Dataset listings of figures
╔══

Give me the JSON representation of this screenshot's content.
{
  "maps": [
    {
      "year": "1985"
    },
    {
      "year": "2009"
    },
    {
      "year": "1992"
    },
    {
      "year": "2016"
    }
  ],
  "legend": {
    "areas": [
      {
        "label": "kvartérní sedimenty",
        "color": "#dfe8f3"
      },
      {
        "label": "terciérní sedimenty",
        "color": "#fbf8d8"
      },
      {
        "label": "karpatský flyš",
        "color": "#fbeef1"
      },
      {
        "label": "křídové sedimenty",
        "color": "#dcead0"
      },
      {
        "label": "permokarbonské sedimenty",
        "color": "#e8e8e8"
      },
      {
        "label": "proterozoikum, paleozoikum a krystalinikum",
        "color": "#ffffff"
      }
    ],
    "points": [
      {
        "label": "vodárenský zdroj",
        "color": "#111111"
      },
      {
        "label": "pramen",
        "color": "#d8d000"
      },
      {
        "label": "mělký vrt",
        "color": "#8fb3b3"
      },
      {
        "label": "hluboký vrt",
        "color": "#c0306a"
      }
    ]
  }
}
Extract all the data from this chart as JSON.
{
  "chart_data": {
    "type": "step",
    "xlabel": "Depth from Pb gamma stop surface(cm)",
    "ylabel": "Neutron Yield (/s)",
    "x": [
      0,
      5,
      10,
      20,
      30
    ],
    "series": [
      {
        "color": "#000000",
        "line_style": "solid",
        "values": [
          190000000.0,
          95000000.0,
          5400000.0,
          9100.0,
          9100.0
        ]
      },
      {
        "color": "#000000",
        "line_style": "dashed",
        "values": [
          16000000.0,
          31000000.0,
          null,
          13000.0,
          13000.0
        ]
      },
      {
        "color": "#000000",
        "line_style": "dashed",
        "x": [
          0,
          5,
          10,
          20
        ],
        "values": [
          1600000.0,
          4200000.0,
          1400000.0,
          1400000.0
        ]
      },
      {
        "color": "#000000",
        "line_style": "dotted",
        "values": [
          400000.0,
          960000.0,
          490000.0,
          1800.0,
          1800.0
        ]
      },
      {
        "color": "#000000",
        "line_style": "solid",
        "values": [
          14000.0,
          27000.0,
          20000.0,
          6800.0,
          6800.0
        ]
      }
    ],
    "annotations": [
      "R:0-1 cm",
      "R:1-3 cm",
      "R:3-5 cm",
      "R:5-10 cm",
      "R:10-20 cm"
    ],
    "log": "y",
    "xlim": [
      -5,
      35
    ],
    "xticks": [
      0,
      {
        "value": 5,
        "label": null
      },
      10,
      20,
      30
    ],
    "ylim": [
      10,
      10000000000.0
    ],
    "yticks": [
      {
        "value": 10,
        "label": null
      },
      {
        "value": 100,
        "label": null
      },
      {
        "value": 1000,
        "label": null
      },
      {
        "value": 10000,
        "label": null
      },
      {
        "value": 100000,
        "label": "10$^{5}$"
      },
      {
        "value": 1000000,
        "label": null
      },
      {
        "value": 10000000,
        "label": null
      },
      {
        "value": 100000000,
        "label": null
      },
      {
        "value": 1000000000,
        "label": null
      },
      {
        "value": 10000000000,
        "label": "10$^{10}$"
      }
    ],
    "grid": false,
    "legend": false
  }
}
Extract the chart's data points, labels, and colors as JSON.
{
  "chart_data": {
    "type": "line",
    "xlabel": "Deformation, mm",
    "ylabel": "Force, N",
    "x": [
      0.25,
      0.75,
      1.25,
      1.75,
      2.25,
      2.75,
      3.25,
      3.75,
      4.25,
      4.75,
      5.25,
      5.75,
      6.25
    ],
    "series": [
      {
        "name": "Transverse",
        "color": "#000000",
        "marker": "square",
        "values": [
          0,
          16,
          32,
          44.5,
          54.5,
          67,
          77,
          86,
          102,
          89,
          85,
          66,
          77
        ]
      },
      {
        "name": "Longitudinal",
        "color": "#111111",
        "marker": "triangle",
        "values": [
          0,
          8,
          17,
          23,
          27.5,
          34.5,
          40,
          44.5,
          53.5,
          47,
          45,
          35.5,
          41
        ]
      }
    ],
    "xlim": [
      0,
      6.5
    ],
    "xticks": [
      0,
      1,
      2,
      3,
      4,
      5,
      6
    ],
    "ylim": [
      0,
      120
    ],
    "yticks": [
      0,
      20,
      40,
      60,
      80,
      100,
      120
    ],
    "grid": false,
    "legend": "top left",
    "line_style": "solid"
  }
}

╚══

PROBLEM STATEMENT
Would you quote, exactly and only, the lines from the one containing "Extract the chart's" to the end of the entries?

EXERCISE ANSWER
Extract the chart's data points, labels, and colors as JSON.
{
  "chart_data": {
    "type": "line",
    "xlabel": "Deformation, mm",
    "ylabel": "Force, N",
    "x": [
      0.25,
      0.75,
      1.25,
      1.75,
      2.25,
      2.75,
      3.25,
      3.75,
      4.25,
      4.75,
      5.25,
      5.75,
      6.25
    ],
    "series": [
      {
        "name": "Transverse",
        "color": "#000000",
        "marker": "square",
        "values": [
          0,
          16,
          32,
          44.5,
          54.5,
          67,
          77,
          86,
          102,
          89,
          85,
          66,
          77
        ]
      },
      {
        "name": "Longitudinal",
        "color": "#111111",
        "marker": "triangle",
        "values": [
          0,
          8,
          17,
          23,
          27.5,
          34.5,
          40,
          44.5,
          53.5,
          47,
          45,
          35.5,
          41
        ]
      }
    ],
    "xlim": [
      0,
      6.5
    ],
    "xticks": [
      0,
      1,
      2,
      3,
      4,
      5,
      6
    ],
    "ylim": [
      0,
      120
    ],
    "yticks": [
      0,
      20,
      40,
      60,
      80,
      100,
      120
    ],
    "grid": false,
    "legend": "top left",
    "line_style": "solid"
  }
}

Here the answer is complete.